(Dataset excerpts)
====

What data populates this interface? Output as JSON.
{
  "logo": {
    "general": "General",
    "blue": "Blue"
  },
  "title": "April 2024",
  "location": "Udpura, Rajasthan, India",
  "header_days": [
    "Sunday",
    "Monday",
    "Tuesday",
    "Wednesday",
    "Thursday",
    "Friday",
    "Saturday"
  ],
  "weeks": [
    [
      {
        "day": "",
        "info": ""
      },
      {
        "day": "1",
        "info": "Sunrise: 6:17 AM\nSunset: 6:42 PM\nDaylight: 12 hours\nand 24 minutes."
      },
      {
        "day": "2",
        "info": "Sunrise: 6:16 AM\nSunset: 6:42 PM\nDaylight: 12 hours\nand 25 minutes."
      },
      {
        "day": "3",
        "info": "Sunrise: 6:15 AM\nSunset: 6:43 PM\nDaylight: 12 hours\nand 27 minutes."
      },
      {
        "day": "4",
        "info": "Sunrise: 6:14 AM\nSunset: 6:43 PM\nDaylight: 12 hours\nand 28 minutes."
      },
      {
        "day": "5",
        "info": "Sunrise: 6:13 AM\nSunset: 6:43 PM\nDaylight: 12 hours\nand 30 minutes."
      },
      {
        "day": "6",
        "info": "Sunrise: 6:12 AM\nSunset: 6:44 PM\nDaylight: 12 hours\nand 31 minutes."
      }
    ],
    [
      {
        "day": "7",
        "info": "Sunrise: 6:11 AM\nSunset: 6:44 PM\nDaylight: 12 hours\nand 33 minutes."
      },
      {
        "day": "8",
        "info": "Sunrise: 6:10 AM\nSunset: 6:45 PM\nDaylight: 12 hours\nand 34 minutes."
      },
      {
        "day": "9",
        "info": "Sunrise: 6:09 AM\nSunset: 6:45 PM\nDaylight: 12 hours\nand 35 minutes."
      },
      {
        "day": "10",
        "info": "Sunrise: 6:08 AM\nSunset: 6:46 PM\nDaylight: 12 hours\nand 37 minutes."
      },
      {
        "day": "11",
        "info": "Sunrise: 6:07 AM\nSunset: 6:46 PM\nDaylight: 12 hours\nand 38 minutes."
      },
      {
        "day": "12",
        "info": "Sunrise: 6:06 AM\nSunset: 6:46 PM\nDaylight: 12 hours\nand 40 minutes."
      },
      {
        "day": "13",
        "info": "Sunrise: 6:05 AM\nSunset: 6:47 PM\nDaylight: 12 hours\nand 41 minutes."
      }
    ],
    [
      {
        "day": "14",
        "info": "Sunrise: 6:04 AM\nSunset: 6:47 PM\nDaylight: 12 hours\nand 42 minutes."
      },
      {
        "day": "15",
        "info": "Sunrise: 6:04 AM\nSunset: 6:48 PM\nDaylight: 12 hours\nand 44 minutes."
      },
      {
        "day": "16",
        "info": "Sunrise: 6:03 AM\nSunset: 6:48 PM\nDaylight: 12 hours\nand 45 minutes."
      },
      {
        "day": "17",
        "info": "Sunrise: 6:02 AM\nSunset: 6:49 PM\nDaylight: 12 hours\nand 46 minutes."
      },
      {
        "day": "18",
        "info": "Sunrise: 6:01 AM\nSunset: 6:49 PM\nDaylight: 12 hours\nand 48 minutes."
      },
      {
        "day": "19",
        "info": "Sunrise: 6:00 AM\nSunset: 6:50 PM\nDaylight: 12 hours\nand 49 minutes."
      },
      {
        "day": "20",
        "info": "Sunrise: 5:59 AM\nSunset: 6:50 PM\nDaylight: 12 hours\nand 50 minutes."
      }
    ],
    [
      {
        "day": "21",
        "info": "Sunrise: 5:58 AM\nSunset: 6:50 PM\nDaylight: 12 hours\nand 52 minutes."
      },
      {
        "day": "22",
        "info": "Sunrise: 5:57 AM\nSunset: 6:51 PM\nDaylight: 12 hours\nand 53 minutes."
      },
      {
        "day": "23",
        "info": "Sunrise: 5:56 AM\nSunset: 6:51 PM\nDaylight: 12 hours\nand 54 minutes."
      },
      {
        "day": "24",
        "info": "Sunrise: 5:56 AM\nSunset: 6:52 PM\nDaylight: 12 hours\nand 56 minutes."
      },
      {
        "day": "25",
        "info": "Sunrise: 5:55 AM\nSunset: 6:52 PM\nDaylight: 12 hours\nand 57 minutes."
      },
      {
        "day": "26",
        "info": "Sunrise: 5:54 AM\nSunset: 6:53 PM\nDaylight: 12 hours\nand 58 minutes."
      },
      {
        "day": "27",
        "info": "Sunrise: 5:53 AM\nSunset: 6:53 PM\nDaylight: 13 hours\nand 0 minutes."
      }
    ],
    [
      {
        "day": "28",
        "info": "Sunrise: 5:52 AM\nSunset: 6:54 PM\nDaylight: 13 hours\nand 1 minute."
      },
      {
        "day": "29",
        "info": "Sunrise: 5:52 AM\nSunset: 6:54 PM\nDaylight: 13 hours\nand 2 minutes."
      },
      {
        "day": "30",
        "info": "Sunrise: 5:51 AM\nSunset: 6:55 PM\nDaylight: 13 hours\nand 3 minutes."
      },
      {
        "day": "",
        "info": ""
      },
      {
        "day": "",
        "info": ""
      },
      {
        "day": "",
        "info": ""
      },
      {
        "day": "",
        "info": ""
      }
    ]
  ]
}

====

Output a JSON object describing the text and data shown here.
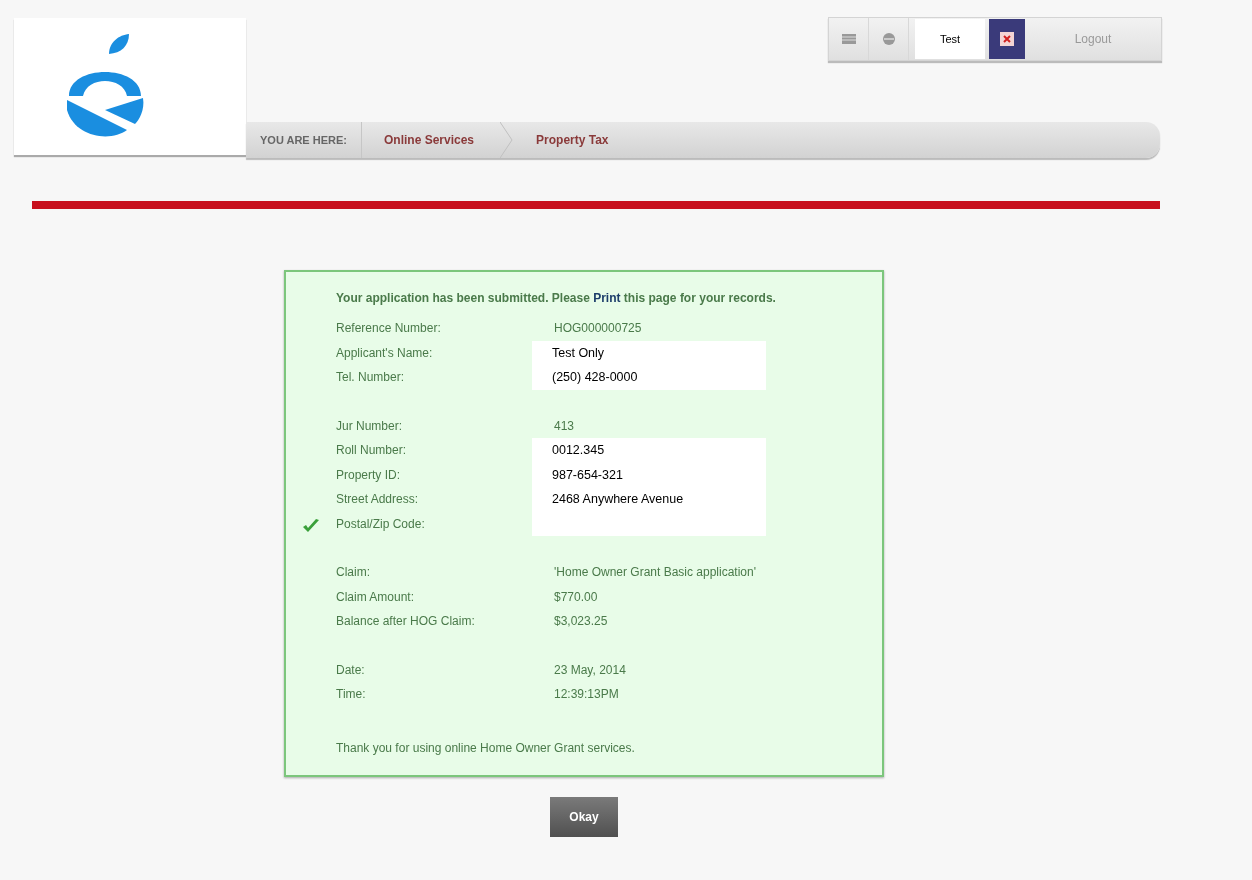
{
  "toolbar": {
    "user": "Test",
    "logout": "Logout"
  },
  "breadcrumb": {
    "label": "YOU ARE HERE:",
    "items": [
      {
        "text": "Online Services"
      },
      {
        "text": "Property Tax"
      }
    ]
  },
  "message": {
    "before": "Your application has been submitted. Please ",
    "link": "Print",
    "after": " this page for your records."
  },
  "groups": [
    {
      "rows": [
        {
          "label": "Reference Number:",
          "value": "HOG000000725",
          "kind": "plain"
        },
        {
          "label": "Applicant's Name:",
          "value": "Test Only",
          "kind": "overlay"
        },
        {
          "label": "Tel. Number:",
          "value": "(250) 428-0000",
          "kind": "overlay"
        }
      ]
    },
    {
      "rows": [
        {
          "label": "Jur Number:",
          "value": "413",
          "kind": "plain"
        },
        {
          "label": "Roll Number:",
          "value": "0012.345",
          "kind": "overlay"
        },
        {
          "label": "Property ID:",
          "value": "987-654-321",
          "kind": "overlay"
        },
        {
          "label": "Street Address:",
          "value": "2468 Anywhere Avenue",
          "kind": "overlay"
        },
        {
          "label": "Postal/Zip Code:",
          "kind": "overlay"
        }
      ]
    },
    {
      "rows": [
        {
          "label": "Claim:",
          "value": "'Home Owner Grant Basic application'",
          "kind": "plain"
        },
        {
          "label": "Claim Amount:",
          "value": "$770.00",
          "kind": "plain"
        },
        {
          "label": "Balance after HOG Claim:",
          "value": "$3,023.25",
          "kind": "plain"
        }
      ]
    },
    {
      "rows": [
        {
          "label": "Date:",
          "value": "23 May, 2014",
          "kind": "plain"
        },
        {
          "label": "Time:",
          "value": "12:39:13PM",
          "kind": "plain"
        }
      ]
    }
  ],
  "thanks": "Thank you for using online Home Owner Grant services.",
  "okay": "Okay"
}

====

Given instruction:
Find the word "Number" in the material, then list each line that holds it.

Full response:
          "label": "Reference Number:",
          "label": "Tel. Number:",
          "label": "Jur Number:",
          "label": "Roll Number:",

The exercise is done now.